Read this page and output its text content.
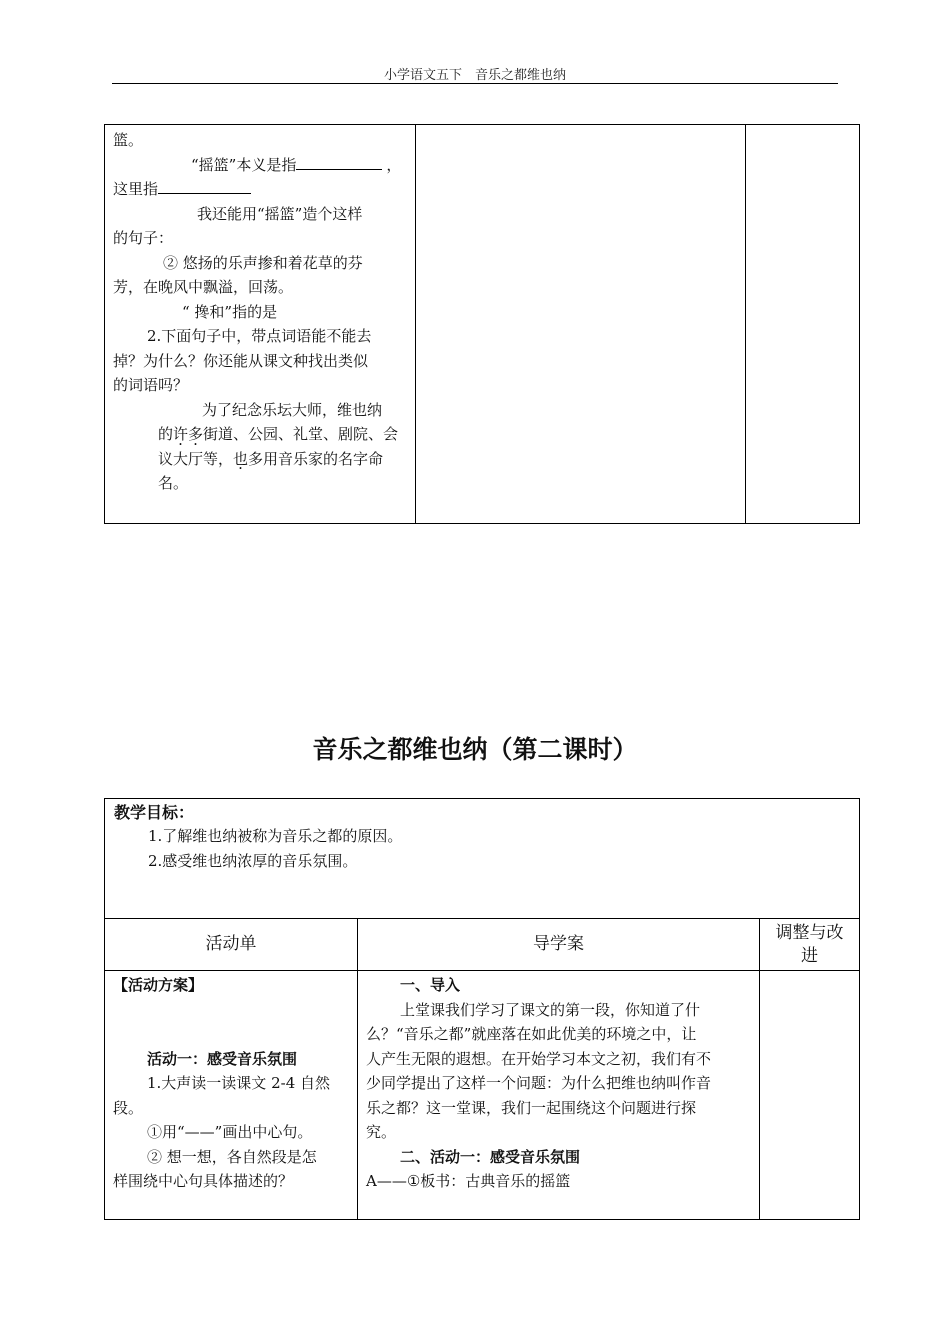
小学语文五下　音乐之都维也纳

篮。

“摇篮”本义是指	，

这里指

我还能用“摇篮”造个这样

的句子：

② 悠扬的乐声掺和着花草的芬

芳，在晚风中飘溢，回荡。

“ 搀和”指的是

2.下面句子中，带点词语能不能去

掉？为什么？你还能从课文种找出类似

的词语吗？

为了纪念乐坛大师，维也纳

的许多街道、公园、礼堂、剧院、会

议大厅等，也多用音乐家的名字命

名。

音乐之都维也纳（第二课时）

教学目标：

1.了解维也纳被称为音乐之都的原因。

2.感受维也纳浓厚的音乐氛围。

活动单	导学案
调整与改
进

【活动方案】

活动一：感受音乐氛围

1.大声读一读课文 2-4 自然

段。

①用“——”画出中心句。

② 想一想，各自然段是怎

样围绕中心句具体描述的？

一、导入

上堂课我们学习了课文的第一段，你知道了什

么？“音乐之都”就座落在如此优美的环境之中，让

人产生无限的遐想。在开始学习本文之初，我们有不

少同学提出了这样一个问题：为什么把维也纳叫作音

乐之都？这一堂课，我们一起围绕这个问题进行探

究。

二、活动一：感受音乐氛围

A——①板书：古典音乐的摇篮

━━━━━━━━

### [WHAT YOU HAVE TO DO]
Pictures are to be left out; all else in the entries above is to be quoted exactly.

### [ANSWER IN FULL]
Read this page and output its text content.
小学语文五下　音乐之都维也纳

篮。

“摇篮”本义是指	，

这里指

我还能用“摇篮”造个这样

的句子：

② 悠扬的乐声掺和着花草的芬

芳，在晚风中飘溢，回荡。

“ 搀和”指的是

2.下面句子中，带点词语能不能去

掉？为什么？你还能从课文种找出类似

的词语吗？

为了纪念乐坛大师，维也纳

的许多街道、公园、礼堂、剧院、会

议大厅等，也多用音乐家的名字命

名。

音乐之都维也纳（第二课时）

教学目标：

1.了解维也纳被称为音乐之都的原因。

2.感受维也纳浓厚的音乐氛围。

活动单	导学案
调整与改
进

【活动方案】

活动一：感受音乐氛围

1.大声读一读课文 2-4 自然

段。

①用“——”画出中心句。

② 想一想，各自然段是怎

样围绕中心句具体描述的？

一、导入

上堂课我们学习了课文的第一段，你知道了什

么？“音乐之都”就座落在如此优美的环境之中，让

人产生无限的遐想。在开始学习本文之初，我们有不

少同学提出了这样一个问题：为什么把维也纳叫作音

乐之都？这一堂课，我们一起围绕这个问题进行探

究。

二、活动一：感受音乐氛围

A——①板书：古典音乐的摇篮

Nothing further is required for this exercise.